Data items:
════

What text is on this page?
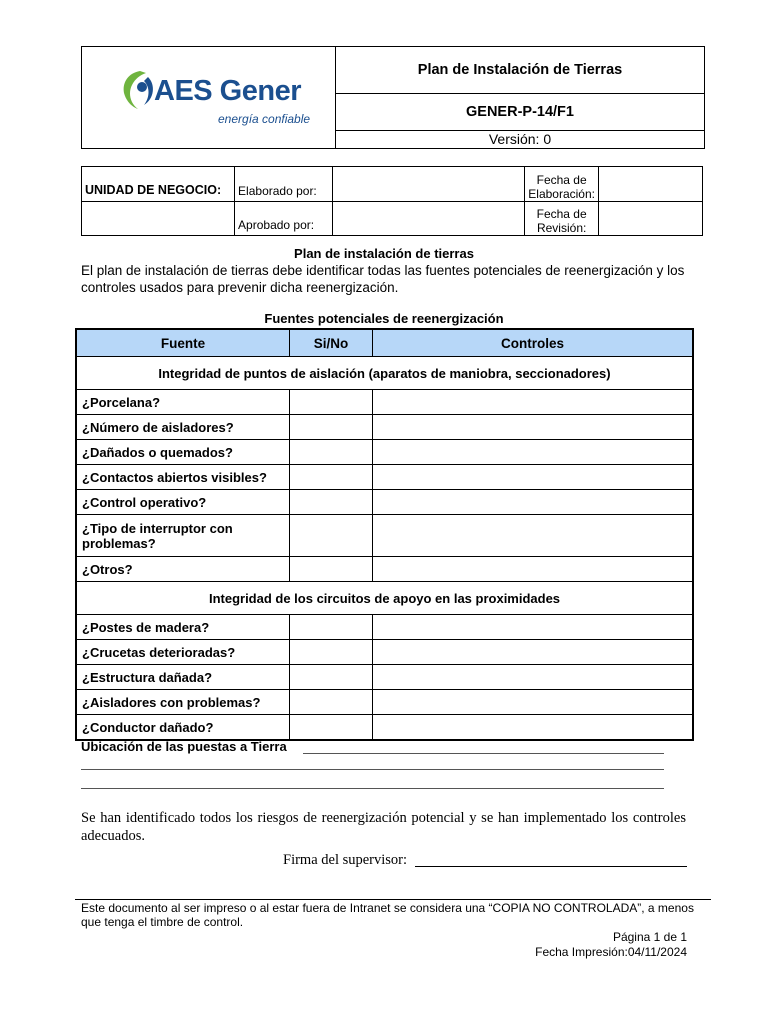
AES Gener
energía confiable
	Plan de Instalación de Tierras
GENER-P-14/F1
Versión: 0
UNIDAD DE NEGOCIO:	Elaborado por:		Fecha de Elaboración:	
	Aprobado por:		Fecha de Revisión:	
Plan de instalación de tierras
El plan de instalación de tierras debe identificar todas las fuentes potenciales de reenergización y los controles usados para prevenir dicha reenergización.
Fuentes potenciales de reenergización
Fuente	Si/No	Controles
Integridad de puntos de aislación (aparatos de maniobra, seccionadores)		
¿Porcelana?		
¿Número de aisladores?		
¿Dañados o quemados?		
¿Contactos abiertos visibles?		
¿Control operativo?		
¿Tipo de interruptor con problemas?		
¿Otros?		
Integridad de los circuitos de apoyo en las proximidades		
¿Postes de madera?		
¿Crucetas deterioradas?		
¿Estructura dañada?		
¿Aisladores con problemas?		
¿Conductor dañado?		
Ubicación de las puestas a Tierra
Se han identificado todos los riesgos de reenergización potencial y se han implementado los controles adecuados.
Firma del supervisor:
Este documento al ser impreso o al estar fuera de Intranet se considera una “COPIA NO CONTROLADA”, a menos que tenga el timbre de control.
Página 1 de 1
Fecha Impresión:04/11/2024
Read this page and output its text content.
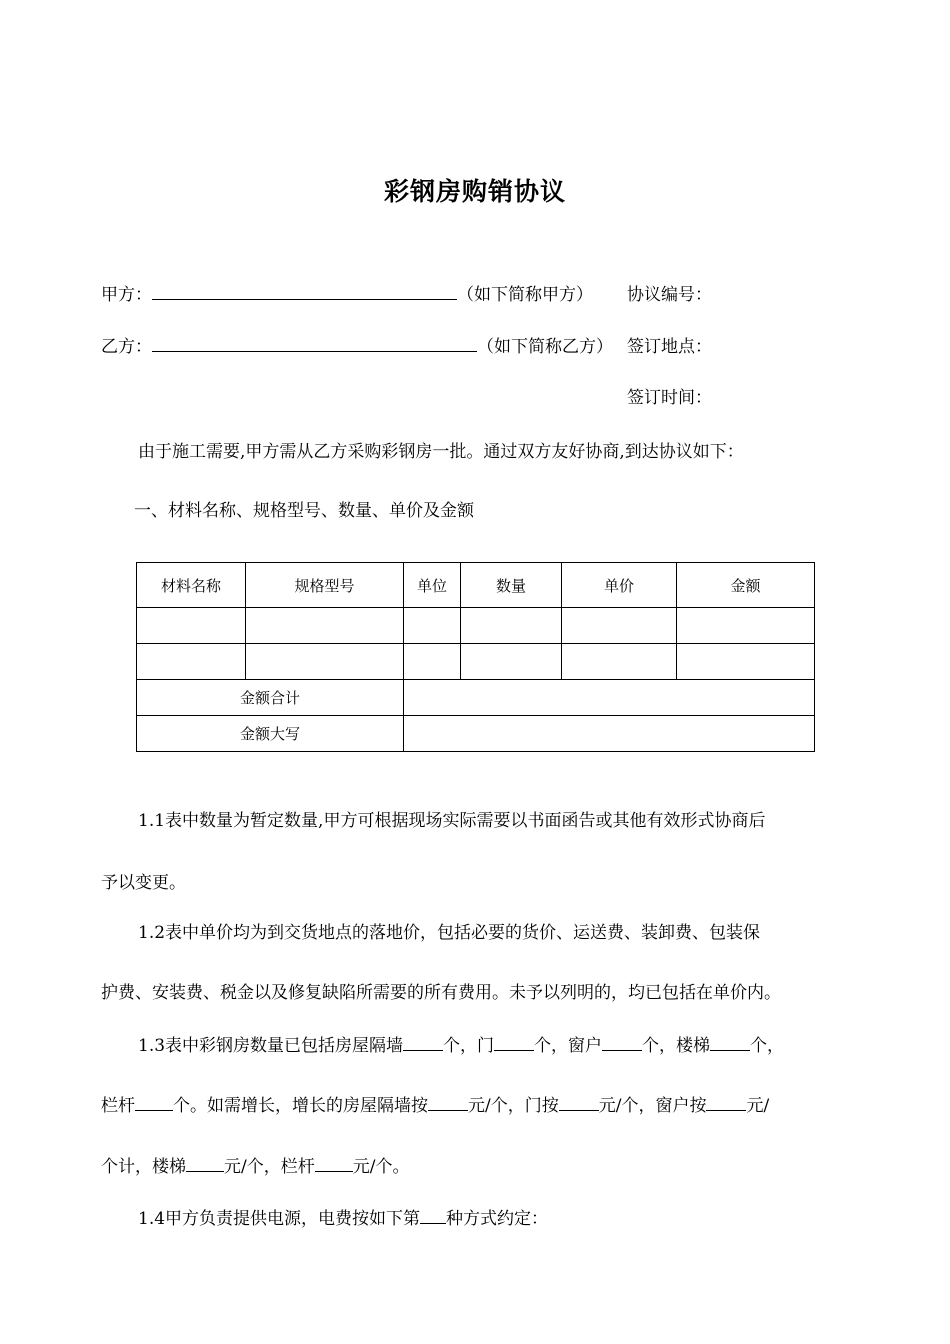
彩钢房购销协议
甲方：	（如下简称甲方） 协议编号：
乙方：	（如下简称乙方） 签订地点：
签订时间：
由于施工需要,甲方需从乙方采购彩钢房一批。通过双方友好协商,到达协议如下：
一、材料名称、规格型号、数量、单价及金额
材料名称	规格型号	单位	数量	单价	金额

金额合计					
金额大写					
1.1表中数量为暂定数量,甲方可根据现场实际需要以书面函告或其他有效形式协商后
予以变更。
1.2表中单价均为到交货地点的落地价，包括必要的货价、运送费、装卸费、包装保
护费、安装费、税金以及修复缺陷所需要的所有费用。未予以列明的，均已包括在单价内。
1.3表中彩钢房数量已包括房屋隔墙 个，门 个，窗户 个，楼梯 个，
栏杆 个。如需增长，增长的房屋隔墙按 元/个，门按 元/个，窗户按 元/
个计，楼梯 元/个，栏杆 元/个。
1.4甲方负责提供电源，电费按如下第 种方式约定：
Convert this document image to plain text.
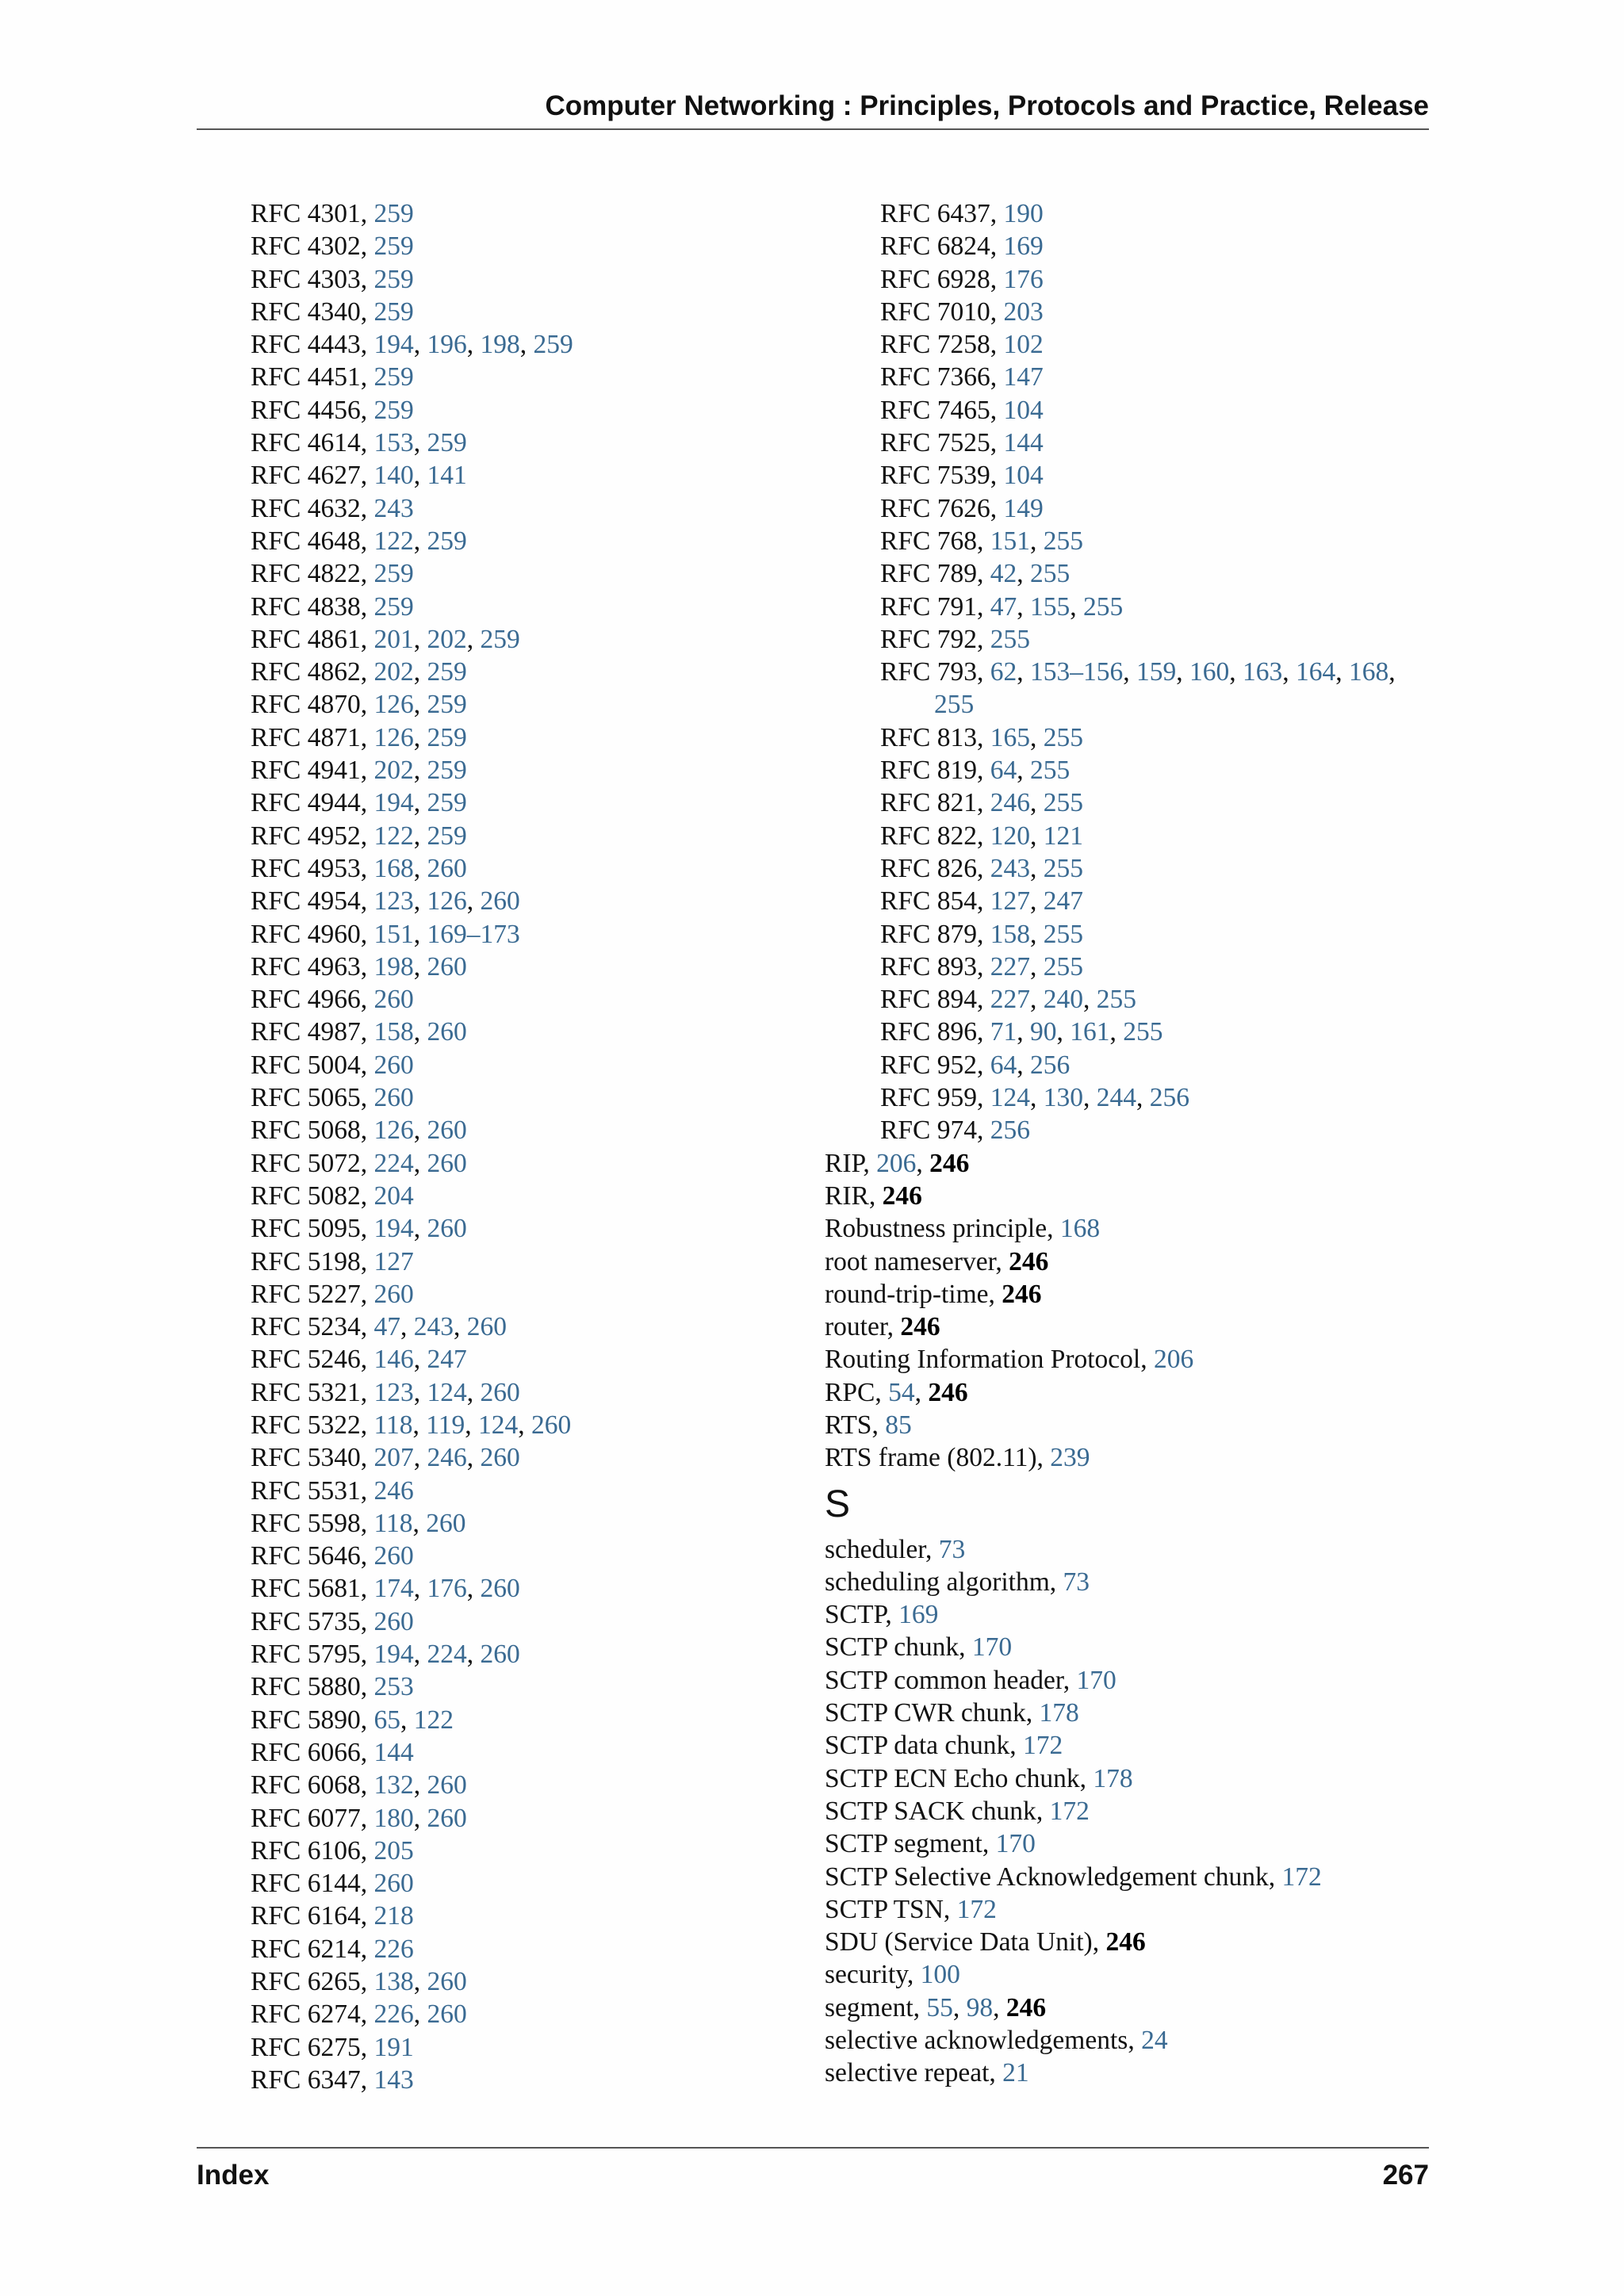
Computer Networking : Principles, Protocols and Practice, Release
RFC 4301, 259
RFC 4302, 259
RFC 4303, 259
RFC 4340, 259
RFC 4443, 194, 196, 198, 259
RFC 4451, 259
RFC 4456, 259
RFC 4614, 153, 259
RFC 4627, 140, 141
RFC 4632, 243
RFC 4648, 122, 259
RFC 4822, 259
RFC 4838, 259
RFC 4861, 201, 202, 259
RFC 4862, 202, 259
RFC 4870, 126, 259
RFC 4871, 126, 259
RFC 4941, 202, 259
RFC 4944, 194, 259
RFC 4952, 122, 259
RFC 4953, 168, 260
RFC 4954, 123, 126, 260
RFC 4960, 151, 169–173
RFC 4963, 198, 260
RFC 4966, 260
RFC 4987, 158, 260
RFC 5004, 260
RFC 5065, 260
RFC 5068, 126, 260
RFC 5072, 224, 260
RFC 5082, 204
RFC 5095, 194, 260
RFC 5198, 127
RFC 5227, 260
RFC 5234, 47, 243, 260
RFC 5246, 146, 247
RFC 5321, 123, 124, 260
RFC 5322, 118, 119, 124, 260
RFC 5340, 207, 246, 260
RFC 5531, 246
RFC 5598, 118, 260
RFC 5646, 260
RFC 5681, 174, 176, 260
RFC 5735, 260
RFC 5795, 194, 224, 260
RFC 5880, 253
RFC 5890, 65, 122
RFC 6066, 144
RFC 6068, 132, 260
RFC 6077, 180, 260
RFC 6106, 205
RFC 6144, 260
RFC 6164, 218
RFC 6214, 226
RFC 6265, 138, 260
RFC 6274, 226, 260
RFC 6275, 191
RFC 6347, 143
RFC 6437, 190
RFC 6824, 169
RFC 6928, 176
RFC 7010, 203
RFC 7258, 102
RFC 7366, 147
RFC 7465, 104
RFC 7525, 144
RFC 7539, 104
RFC 7626, 149
RFC 768, 151, 255
RFC 789, 42, 255
RFC 791, 47, 155, 255
RFC 792, 255
RFC 793, 62, 153–156, 159, 160, 163, 164, 168,
255
RFC 813, 165, 255
RFC 819, 64, 255
RFC 821, 246, 255
RFC 822, 120, 121
RFC 826, 243, 255
RFC 854, 127, 247
RFC 879, 158, 255
RFC 893, 227, 255
RFC 894, 227, 240, 255
RFC 896, 71, 90, 161, 255
RFC 952, 64, 256
RFC 959, 124, 130, 244, 256
RFC 974, 256
RIP, 206, 246
RIR, 246
Robustness principle, 168
root nameserver, 246
round-trip-time, 246
router, 246
Routing Information Protocol, 206
RPC, 54, 246
RTS, 85
RTS frame (802.11), 239
S
scheduler, 73
scheduling algorithm, 73
SCTP, 169
SCTP chunk, 170
SCTP common header, 170
SCTP CWR chunk, 178
SCTP data chunk, 172
SCTP ECN Echo chunk, 178
SCTP SACK chunk, 172
SCTP segment, 170
SCTP Selective Acknowledgement chunk, 172
SCTP TSN, 172
SDU (Service Data Unit), 246
security, 100
segment, 55, 98, 246
selective acknowledgements, 24
selective repeat, 21
Index	267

════

Go through the records and show every line with the string "Integridad" in it.

Integridad de puntos de aislación (aparatos de maniobra, seccionadores)		
Integridad de los circuitos de apoyo en las proximidades		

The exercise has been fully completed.